= PROBLEM =
Repeat each line exactly, leaving nothing out.

Some records:
++++

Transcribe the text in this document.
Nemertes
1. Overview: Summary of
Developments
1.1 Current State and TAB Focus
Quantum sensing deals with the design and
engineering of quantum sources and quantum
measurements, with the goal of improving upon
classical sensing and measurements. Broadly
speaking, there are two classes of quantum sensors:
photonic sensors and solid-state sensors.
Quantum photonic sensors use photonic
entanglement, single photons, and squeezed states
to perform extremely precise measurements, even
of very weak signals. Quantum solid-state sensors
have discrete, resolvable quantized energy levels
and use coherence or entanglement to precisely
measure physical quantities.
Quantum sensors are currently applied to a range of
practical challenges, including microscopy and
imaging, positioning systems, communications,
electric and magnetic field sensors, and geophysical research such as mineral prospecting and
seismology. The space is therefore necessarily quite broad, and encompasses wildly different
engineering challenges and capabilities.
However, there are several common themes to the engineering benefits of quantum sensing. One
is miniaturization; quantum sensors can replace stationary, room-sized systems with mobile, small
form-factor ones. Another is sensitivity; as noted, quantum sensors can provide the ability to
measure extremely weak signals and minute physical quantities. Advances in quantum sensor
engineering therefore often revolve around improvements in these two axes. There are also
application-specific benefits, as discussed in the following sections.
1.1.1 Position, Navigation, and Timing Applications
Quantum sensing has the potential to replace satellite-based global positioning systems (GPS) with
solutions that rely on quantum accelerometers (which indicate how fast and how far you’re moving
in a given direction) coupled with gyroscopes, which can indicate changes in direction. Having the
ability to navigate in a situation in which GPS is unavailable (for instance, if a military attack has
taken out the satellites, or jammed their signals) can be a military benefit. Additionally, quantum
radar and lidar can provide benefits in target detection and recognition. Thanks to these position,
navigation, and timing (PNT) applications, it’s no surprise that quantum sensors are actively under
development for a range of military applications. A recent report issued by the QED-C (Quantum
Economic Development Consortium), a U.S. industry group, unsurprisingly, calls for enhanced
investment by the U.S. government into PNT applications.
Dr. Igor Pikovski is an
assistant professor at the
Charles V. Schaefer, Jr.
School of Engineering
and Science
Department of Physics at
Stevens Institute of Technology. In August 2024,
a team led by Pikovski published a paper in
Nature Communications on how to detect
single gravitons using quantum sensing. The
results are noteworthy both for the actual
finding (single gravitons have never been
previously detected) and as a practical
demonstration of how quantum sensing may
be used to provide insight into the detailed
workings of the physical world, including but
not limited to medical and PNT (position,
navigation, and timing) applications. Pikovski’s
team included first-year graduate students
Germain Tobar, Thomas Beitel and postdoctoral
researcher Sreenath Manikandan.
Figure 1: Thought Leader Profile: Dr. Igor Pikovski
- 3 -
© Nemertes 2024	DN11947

++++

= WORKED SOLUTION =
Transcribe the text in this document.
Nemertes
1. Overview: Summary of
Developments
1.1 Current State and TAB Focus
Quantum sensing deals with the design and
engineering of quantum sources and quantum
measurements, with the goal of improving upon
classical sensing and measurements. Broadly
speaking, there are two classes of quantum sensors:
photonic sensors and solid-state sensors.
Quantum photonic sensors use photonic
entanglement, single photons, and squeezed states
to perform extremely precise measurements, even
of very weak signals. Quantum solid-state sensors
have discrete, resolvable quantized energy levels
and use coherence or entanglement to precisely
measure physical quantities.
Quantum sensors are currently applied to a range of
practical challenges, including microscopy and
imaging, positioning systems, communications,
electric and magnetic field sensors, and geophysical research such as mineral prospecting and
seismology. The space is therefore necessarily quite broad, and encompasses wildly different
engineering challenges and capabilities.
However, there are several common themes to the engineering benefits of quantum sensing. One
is miniaturization; quantum sensors can replace stationary, room-sized systems with mobile, small
form-factor ones. Another is sensitivity; as noted, quantum sensors can provide the ability to
measure extremely weak signals and minute physical quantities. Advances in quantum sensor
engineering therefore often revolve around improvements in these two axes. There are also
application-specific benefits, as discussed in the following sections.
1.1.1 Position, Navigation, and Timing Applications
Quantum sensing has the potential to replace satellite-based global positioning systems (GPS) with
solutions that rely on quantum accelerometers (which indicate how fast and how far you’re moving
in a given direction) coupled with gyroscopes, which can indicate changes in direction. Having the
ability to navigate in a situation in which GPS is unavailable (for instance, if a military attack has
taken out the satellites, or jammed their signals) can be a military benefit. Additionally, quantum
radar and lidar can provide benefits in target detection and recognition. Thanks to these position,
navigation, and timing (PNT) applications, it’s no surprise that quantum sensors are actively under
development for a range of military applications. A recent report issued by the QED-C (Quantum
Economic Development Consortium), a U.S. industry group, unsurprisingly, calls for enhanced
investment by the U.S. government into PNT applications.
Dr. Igor Pikovski is an
assistant professor at the
Charles V. Schaefer, Jr.
School of Engineering
and Science
Department of Physics at
Stevens Institute of Technology. In August 2024,
a team led by Pikovski published a paper in
Nature Communications on how to detect
single gravitons using quantum sensing. The
results are noteworthy both for the actual
finding (single gravitons have never been
previously detected) and as a practical
demonstration of how quantum sensing may
be used to provide insight into the detailed
workings of the physical world, including but
not limited to medical and PNT (position,
navigation, and timing) applications. Pikovski’s
team included first-year graduate students
Germain Tobar, Thomas Beitel and postdoctoral
researcher Sreenath Manikandan.
Figure 1: Thought Leader Profile: Dr. Igor Pikovski
- 3 -
© Nemertes 2024	DN11947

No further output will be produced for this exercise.